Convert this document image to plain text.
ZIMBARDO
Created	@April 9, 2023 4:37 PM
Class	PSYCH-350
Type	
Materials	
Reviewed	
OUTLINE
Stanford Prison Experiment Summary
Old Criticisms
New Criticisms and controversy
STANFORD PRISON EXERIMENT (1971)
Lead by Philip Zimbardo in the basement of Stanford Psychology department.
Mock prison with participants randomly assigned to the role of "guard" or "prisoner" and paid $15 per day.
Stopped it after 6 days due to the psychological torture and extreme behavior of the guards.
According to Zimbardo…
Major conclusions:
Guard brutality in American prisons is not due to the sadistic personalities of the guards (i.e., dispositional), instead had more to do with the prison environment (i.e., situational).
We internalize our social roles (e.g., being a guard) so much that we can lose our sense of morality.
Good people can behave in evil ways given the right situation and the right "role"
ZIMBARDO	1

------------------------------------------------------------

STATED GOAL.
Reproduce the records word for word.

IN RESPONSE.
Convert this document image to plain text.
ZIMBARDO
Created	@April 9, 2023 4:37 PM
Class	PSYCH-350
Type	
Materials	
Reviewed	
OUTLINE
Stanford Prison Experiment Summary
Old Criticisms
New Criticisms and controversy
STANFORD PRISON EXERIMENT (1971)
Lead by Philip Zimbardo in the basement of Stanford Psychology department.
Mock prison with participants randomly assigned to the role of "guard" or "prisoner" and paid $15 per day.
Stopped it after 6 days due to the psychological torture and extreme behavior of the guards.
According to Zimbardo…
Major conclusions:
Guard brutality in American prisons is not due to the sadistic personalities of the guards (i.e., dispositional), instead had more to do with the prison environment (i.e., situational).
We internalize our social roles (e.g., being a guard) so much that we can lose our sense of morality.
Good people can behave in evil ways given the right situation and the right "role"
ZIMBARDO	1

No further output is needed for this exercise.